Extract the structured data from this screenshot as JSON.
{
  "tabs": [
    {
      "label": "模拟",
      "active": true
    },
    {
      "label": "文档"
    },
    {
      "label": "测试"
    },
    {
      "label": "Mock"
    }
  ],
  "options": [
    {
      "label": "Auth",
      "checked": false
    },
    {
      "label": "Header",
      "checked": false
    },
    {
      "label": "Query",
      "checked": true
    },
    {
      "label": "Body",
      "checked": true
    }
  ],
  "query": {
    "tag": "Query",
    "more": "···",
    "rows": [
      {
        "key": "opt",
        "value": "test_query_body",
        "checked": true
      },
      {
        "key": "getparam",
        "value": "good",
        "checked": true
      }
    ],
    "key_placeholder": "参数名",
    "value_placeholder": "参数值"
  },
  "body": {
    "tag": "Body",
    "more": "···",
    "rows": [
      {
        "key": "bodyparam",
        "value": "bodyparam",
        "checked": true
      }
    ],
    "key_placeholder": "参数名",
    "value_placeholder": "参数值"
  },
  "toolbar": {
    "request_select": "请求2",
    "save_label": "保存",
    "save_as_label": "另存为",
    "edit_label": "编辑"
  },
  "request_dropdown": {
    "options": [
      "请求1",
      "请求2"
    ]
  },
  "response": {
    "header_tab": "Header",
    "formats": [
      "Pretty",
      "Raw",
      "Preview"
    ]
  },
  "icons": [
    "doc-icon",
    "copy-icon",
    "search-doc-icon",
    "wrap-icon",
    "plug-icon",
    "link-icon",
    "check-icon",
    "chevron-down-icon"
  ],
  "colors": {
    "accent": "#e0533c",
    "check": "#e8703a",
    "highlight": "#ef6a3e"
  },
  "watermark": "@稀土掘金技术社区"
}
______________________________
### TASK INSTRUCTIONS
Return the entries above exactly as they appear.

### RESULT OF THE EXERCISE
Extract the structured data from this screenshot as JSON.
{
  "tabs": [
    {
      "label": "模拟",
      "active": true
    },
    {
      "label": "文档"
    },
    {
      "label": "测试"
    },
    {
      "label": "Mock"
    }
  ],
  "options": [
    {
      "label": "Auth",
      "checked": false
    },
    {
      "label": "Header",
      "checked": false
    },
    {
      "label": "Query",
      "checked": true
    },
    {
      "label": "Body",
      "checked": true
    }
  ],
  "query": {
    "tag": "Query",
    "more": "···",
    "rows": [
      {
        "key": "opt",
        "value": "test_query_body",
        "checked": true
      },
      {
        "key": "getparam",
        "value": "good",
        "checked": true
      }
    ],
    "key_placeholder": "参数名",
    "value_placeholder": "参数值"
  },
  "body": {
    "tag": "Body",
    "more": "···",
    "rows": [
      {
        "key": "bodyparam",
        "value": "bodyparam",
        "checked": true
      }
    ],
    "key_placeholder": "参数名",
    "value_placeholder": "参数值"
  },
  "toolbar": {
    "request_select": "请求2",
    "save_label": "保存",
    "save_as_label": "另存为",
    "edit_label": "编辑"
  },
  "request_dropdown": {
    "options": [
      "请求1",
      "请求2"
    ]
  },
  "response": {
    "header_tab": "Header",
    "formats": [
      "Pretty",
      "Raw",
      "Preview"
    ]
  },
  "icons": [
    "doc-icon",
    "copy-icon",
    "search-doc-icon",
    "wrap-icon",
    "plug-icon",
    "link-icon",
    "check-icon",
    "chevron-down-icon"
  ],
  "colors": {
    "accent": "#e0533c",
    "check": "#e8703a",
    "highlight": "#ef6a3e"
  },
  "watermark": "@稀土掘金技术社区"
}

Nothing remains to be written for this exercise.